GOAL
Restate each line of the listing exactly, without carrying over any pictures.

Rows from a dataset
--- --- ---

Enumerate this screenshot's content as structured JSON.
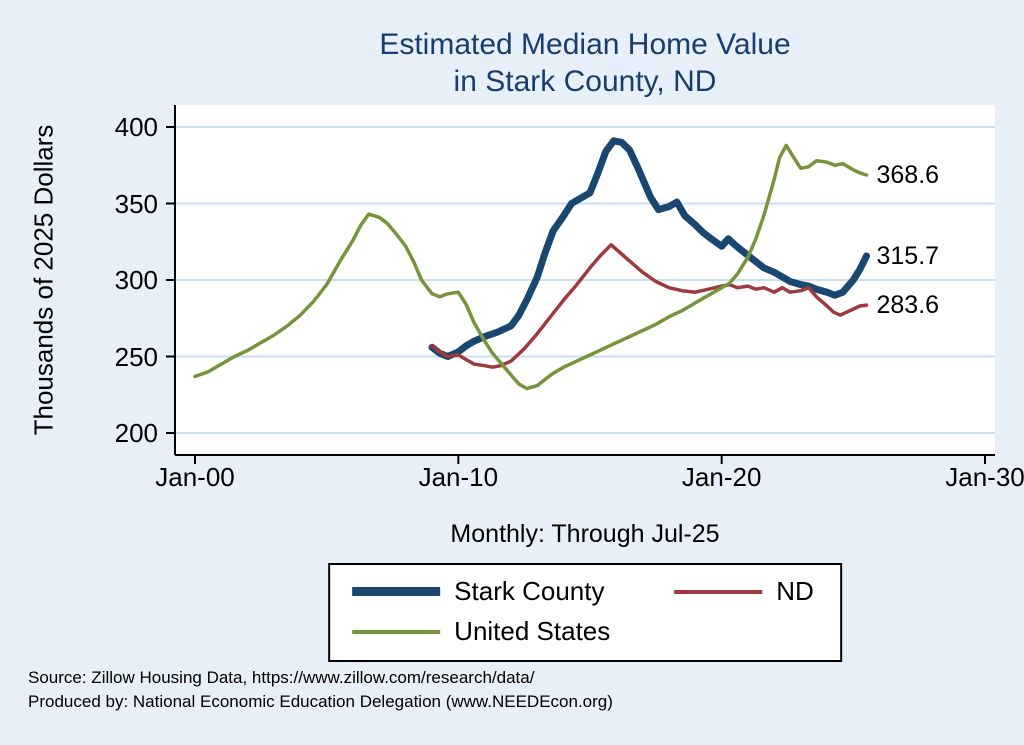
{
  "colors": {
    "background": "#e7eff8",
    "plot_background": "#ffffff",
    "grid": "#c9dff2",
    "axis": "#000000",
    "text": "#000000",
    "title": "#1a3c6e",
    "stark_county": "#1a476f",
    "nd": "#9e3a3e",
    "united_states": "#77933c",
    "legend_border": "#000000",
    "legend_background": "#ffffff"
  },
  "title": {
    "line1": "Estimated Median Home Value",
    "line2": "in Stark County, ND"
  },
  "y_axis_label": "Thousands of 2025 Dollars",
  "x_caption": "Monthly: Through Jul-25",
  "footer": {
    "line1": "Source: Zillow Housing Data, https://www.zillow.com/research/data/",
    "line2": "Produced by: National Economic Education Delegation (www.NEEDEcon.org)"
  },
  "legend": [
    {
      "label": "Stark County",
      "color_key": "stark_county",
      "thick": true
    },
    {
      "label": "ND",
      "color_key": "nd",
      "thick": false
    },
    {
      "label": "United States",
      "color_key": "united_states",
      "thick": false
    }
  ],
  "chart_data": {
    "type": "line",
    "title": "Estimated Median Home Value in Stark County, ND",
    "ylabel": "Thousands of 2025 Dollars",
    "xlabel": "Monthly: Through Jul-25",
    "ylim": [
      200,
      400
    ],
    "xlim": [
      2000,
      2030
    ],
    "grid": "horizontal",
    "legend_position": "bottom",
    "y_ticks": [
      200,
      250,
      300,
      350,
      400
    ],
    "x_ticks": [
      {
        "label": "Jan-00",
        "year": 2000
      },
      {
        "label": "Jan-10",
        "year": 2010
      },
      {
        "label": "Jan-20",
        "year": 2020
      },
      {
        "label": "Jan-30",
        "year": 2030
      }
    ],
    "series": [
      {
        "name": "Stark County",
        "color_key": "stark_county",
        "line_width": 7,
        "end_label": "315.7",
        "x": [
          2009.0,
          2009.3,
          2009.6,
          2010.0,
          2010.3,
          2010.6,
          2011.0,
          2011.5,
          2012.0,
          2012.3,
          2012.6,
          2013.0,
          2013.3,
          2013.6,
          2014.0,
          2014.3,
          2014.6,
          2015.0,
          2015.3,
          2015.6,
          2015.9,
          2016.2,
          2016.5,
          2016.8,
          2017.0,
          2017.3,
          2017.6,
          2018.0,
          2018.3,
          2018.6,
          2019.0,
          2019.3,
          2019.6,
          2020.0,
          2020.25,
          2020.5,
          2021.0,
          2021.3,
          2021.6,
          2022.0,
          2022.3,
          2022.6,
          2023.0,
          2023.3,
          2023.6,
          2024.0,
          2024.3,
          2024.6,
          2025.0,
          2025.25,
          2025.5
        ],
        "y": [
          256,
          252,
          250,
          253,
          257,
          260,
          263,
          266,
          270,
          277,
          287,
          302,
          318,
          332,
          342,
          350,
          353,
          357,
          370,
          384,
          391,
          390,
          385,
          374,
          366,
          354,
          346,
          348,
          351,
          342,
          336,
          331,
          327,
          322,
          327,
          323,
          316,
          312,
          308,
          305,
          302,
          299,
          297,
          296,
          294,
          292,
          290,
          292,
          300,
          307,
          315.7
        ]
      },
      {
        "name": "ND",
        "color_key": "nd",
        "line_width": 3.5,
        "end_label": "283.6",
        "x": [
          2009.0,
          2009.3,
          2009.6,
          2010.0,
          2010.3,
          2010.6,
          2011.0,
          2011.3,
          2011.6,
          2012.0,
          2012.5,
          2013.0,
          2013.5,
          2014.0,
          2014.5,
          2015.0,
          2015.4,
          2015.8,
          2016.2,
          2016.6,
          2017.0,
          2017.5,
          2018.0,
          2018.5,
          2019.0,
          2019.5,
          2020.0,
          2020.3,
          2020.6,
          2021.0,
          2021.3,
          2021.6,
          2022.0,
          2022.3,
          2022.6,
          2023.0,
          2023.3,
          2023.6,
          2024.0,
          2024.25,
          2024.5,
          2024.75,
          2025.0,
          2025.25,
          2025.5
        ],
        "y": [
          257,
          253,
          250,
          251,
          248,
          245,
          244,
          243,
          244,
          247,
          255,
          265,
          276,
          287,
          297,
          308,
          316,
          323,
          317,
          311,
          305,
          299,
          295,
          293,
          292,
          294,
          296,
          297,
          295,
          296,
          294,
          295,
          292,
          295,
          292,
          293,
          295,
          289,
          283,
          279,
          277,
          279,
          281,
          283,
          283.6
        ]
      },
      {
        "name": "United States",
        "color_key": "united_states",
        "line_width": 3.5,
        "end_label": "368.6",
        "x": [
          2000.0,
          2000.5,
          2001.0,
          2001.5,
          2002.0,
          2002.5,
          2003.0,
          2003.5,
          2004.0,
          2004.5,
          2005.0,
          2005.5,
          2006.0,
          2006.3,
          2006.6,
          2007.0,
          2007.3,
          2007.6,
          2008.0,
          2008.3,
          2008.6,
          2009.0,
          2009.3,
          2009.6,
          2010.0,
          2010.3,
          2010.6,
          2011.0,
          2011.3,
          2011.6,
          2012.0,
          2012.3,
          2012.6,
          2013.0,
          2013.3,
          2013.6,
          2014.0,
          2014.5,
          2015.0,
          2015.5,
          2016.0,
          2016.5,
          2017.0,
          2017.5,
          2018.0,
          2018.5,
          2019.0,
          2019.5,
          2020.0,
          2020.3,
          2020.6,
          2021.0,
          2021.3,
          2021.6,
          2022.0,
          2022.2,
          2022.45,
          2022.7,
          2023.0,
          2023.3,
          2023.6,
          2024.0,
          2024.3,
          2024.6,
          2025.0,
          2025.25,
          2025.5
        ],
        "y": [
          237,
          240,
          245,
          250,
          254,
          259,
          264,
          270,
          277,
          286,
          297,
          312,
          326,
          336,
          343,
          341,
          337,
          331,
          322,
          312,
          300,
          291,
          289,
          291,
          292,
          284,
          272,
          260,
          252,
          246,
          238,
          232,
          229,
          231,
          235,
          239,
          243,
          247,
          251,
          255,
          259,
          263,
          267,
          271,
          276,
          280,
          285,
          290,
          295,
          298,
          304,
          315,
          327,
          342,
          366,
          380,
          388,
          381,
          373,
          374,
          378,
          377,
          375,
          376,
          372,
          370,
          368.6
        ]
      }
    ]
  }
}
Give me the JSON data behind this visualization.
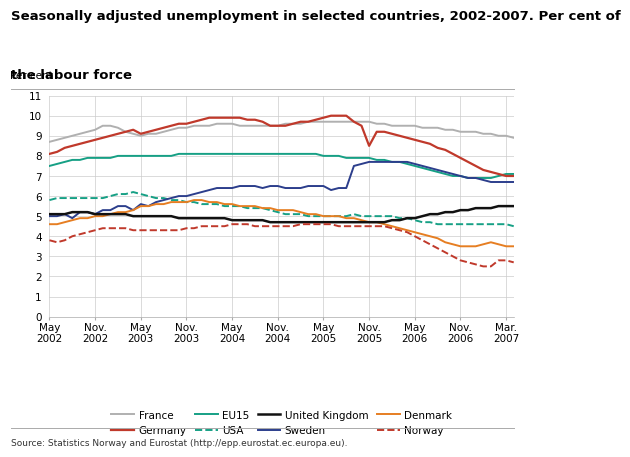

--- --- ---

WRITTEN ANSWER
Enumerate this screenshot's content as structured JSON.
{
  "colors": {
    "background": "#e7eff8",
    "plot_background": "#ffffff",
    "grid": "#c9dff2",
    "axis": "#000000",
    "text": "#000000",
    "title": "#1a3c6e",
    "stark_county": "#1a476f",
    "nd": "#9e3a3e",
    "united_states": "#77933c",
    "legend_border": "#000000",
    "legend_background": "#ffffff"
  },
  "title": {
    "line1": "Estimated Median Home Value",
    "line2": "in Stark County, ND"
  },
  "y_axis_label": "Thousands of 2025 Dollars",
  "x_caption": "Monthly: Through Jul-25",
  "footer": {
    "line1": "Source: Zillow Housing Data, https://www.zillow.com/research/data/",
    "line2": "Produced by: National Economic Education Delegation (www.NEEDEcon.org)"
  },
  "legend": [
    {
      "label": "Stark County",
      "color_key": "stark_county",
      "thick": true
    },
    {
      "label": "ND",
      "color_key": "nd",
      "thick": false
    },
    {
      "label": "United States",
      "color_key": "united_states",
      "thick": false
    }
  ],
  "chart_data": {
    "type": "line",
    "title": "Estimated Median Home Value in Stark County, ND",
    "ylabel": "Thousands of 2025 Dollars",
    "xlabel": "Monthly: Through Jul-25",
    "ylim": [
      200,
      400
    ],
    "xlim": [
      2000,
      2030
    ],
    "grid": "horizontal",
    "legend_position": "bottom",
    "y_ticks": [
      200,
      250,
      300,
      350,
      400
    ],
    "x_ticks": [
      {
        "label": "Jan-00",
        "year": 2000
      },
      {
        "label": "Jan-10",
        "year": 2010
      },
      {
        "label": "Jan-20",
        "year": 2020
      },
      {
        "label": "Jan-30",
        "year": 2030
      }
    ],
    "series": [
      {
        "name": "Stark County",
        "color_key": "stark_county",
        "line_width": 7,
        "end_label": "315.7",
        "x": [
          2009.0,
          2009.3,
          2009.6,
          2010.0,
          2010.3,
          2010.6,
          2011.0,
          2011.5,
          2012.0,
          2012.3,
          2012.6,
          2013.0,
          2013.3,
          2013.6,
          2014.0,
          2014.3,
          2014.6,
          2015.0,
          2015.3,
          2015.6,
          2015.9,
          2016.2,
          2016.5,
          2016.8,
          2017.0,
          2017.3,
          2017.6,
          2018.0,
          2018.3,
          2018.6,
          2019.0,
          2019.3,
          2019.6,
          2020.0,
          2020.25,
          2020.5,
          2021.0,
          2021.3,
          2021.6,
          2022.0,
          2022.3,
          2022.6,
          2023.0,
          2023.3,
          2023.6,
          2024.0,
          2024.3,
          2024.6,
          2025.0,
          2025.25,
          2025.5
        ],
        "y": [
          256,
          252,
          250,
          253,
          257,
          260,
          263,
          266,
          270,
          277,
          287,
          302,
          318,
          332,
          342,
          350,
          353,
          357,
          370,
          384,
          391,
          390,
          385,
          374,
          366,
          354,
          346,
          348,
          351,
          342,
          336,
          331,
          327,
          322,
          327,
          323,
          316,
          312,
          308,
          305,
          302,
          299,
          297,
          296,
          294,
          292,
          290,
          292,
          300,
          307,
          315.7
        ]
      },
      {
        "name": "ND",
        "color_key": "nd",
        "line_width": 3.5,
        "end_label": "283.6",
        "x": [
          2009.0,
          2009.3,
          2009.6,
          2010.0,
          2010.3,
          2010.6,
          2011.0,
          2011.3,
          2011.6,
          2012.0,
          2012.5,
          2013.0,
          2013.5,
          2014.0,
          2014.5,
          2015.0,
          2015.4,
          2015.8,
          2016.2,
          2016.6,
          2017.0,
          2017.5,
          2018.0,
          2018.5,
          2019.0,
          2019.5,
          2020.0,
          2020.3,
          2020.6,
          2021.0,
          2021.3,
          2021.6,
          2022.0,
          2022.3,
          2022.6,
          2023.0,
          2023.3,
          2023.6,
          2024.0,
          2024.25,
          2024.5,
          2024.75,
          2025.0,
          2025.25,
          2025.5
        ],
        "y": [
          257,
          253,
          250,
          251,
          248,
          245,
          244,
          243,
          244,
          247,
          255,
          265,
          276,
          287,
          297,
          308,
          316,
          323,
          317,
          311,
          305,
          299,
          295,
          293,
          292,
          294,
          296,
          297,
          295,
          296,
          294,
          295,
          292,
          295,
          292,
          293,
          295,
          289,
          283,
          279,
          277,
          279,
          281,
          283,
          283.6
        ]
      },
      {
        "name": "United States",
        "color_key": "united_states",
        "line_width": 3.5,
        "end_label": "368.6",
        "x": [
          2000.0,
          2000.5,
          2001.0,
          2001.5,
          2002.0,
          2002.5,
          2003.0,
          2003.5,
          2004.0,
          2004.5,
          2005.0,
          2005.5,
          2006.0,
          2006.3,
          2006.6,
          2007.0,
          2007.3,
          2007.6,
          2008.0,
          2008.3,
          2008.6,
          2009.0,
          2009.3,
          2009.6,
          2010.0,
          2010.3,
          2010.6,
          2011.0,
          2011.3,
          2011.6,
          2012.0,
          2012.3,
          2012.6,
          2013.0,
          2013.3,
          2013.6,
          2014.0,
          2014.5,
          2015.0,
          2015.5,
          2016.0,
          2016.5,
          2017.0,
          2017.5,
          2018.0,
          2018.5,
          2019.0,
          2019.5,
          2020.0,
          2020.3,
          2020.6,
          2021.0,
          2021.3,
          2021.6,
          2022.0,
          2022.2,
          2022.45,
          2022.7,
          2023.0,
          2023.3,
          2023.6,
          2024.0,
          2024.3,
          2024.6,
          2025.0,
          2025.25,
          2025.5
        ],
        "y": [
          237,
          240,
          245,
          250,
          254,
          259,
          264,
          270,
          277,
          286,
          297,
          312,
          326,
          336,
          343,
          341,
          337,
          331,
          322,
          312,
          300,
          291,
          289,
          291,
          292,
          284,
          272,
          260,
          252,
          246,
          238,
          232,
          229,
          231,
          235,
          239,
          243,
          247,
          251,
          255,
          259,
          263,
          267,
          271,
          276,
          280,
          285,
          290,
          295,
          298,
          304,
          315,
          327,
          342,
          366,
          380,
          388,
          381,
          373,
          374,
          378,
          377,
          375,
          376,
          372,
          370,
          368.6
        ]
      }
    ]
  }
}
Give me the JSON data behind this visualization.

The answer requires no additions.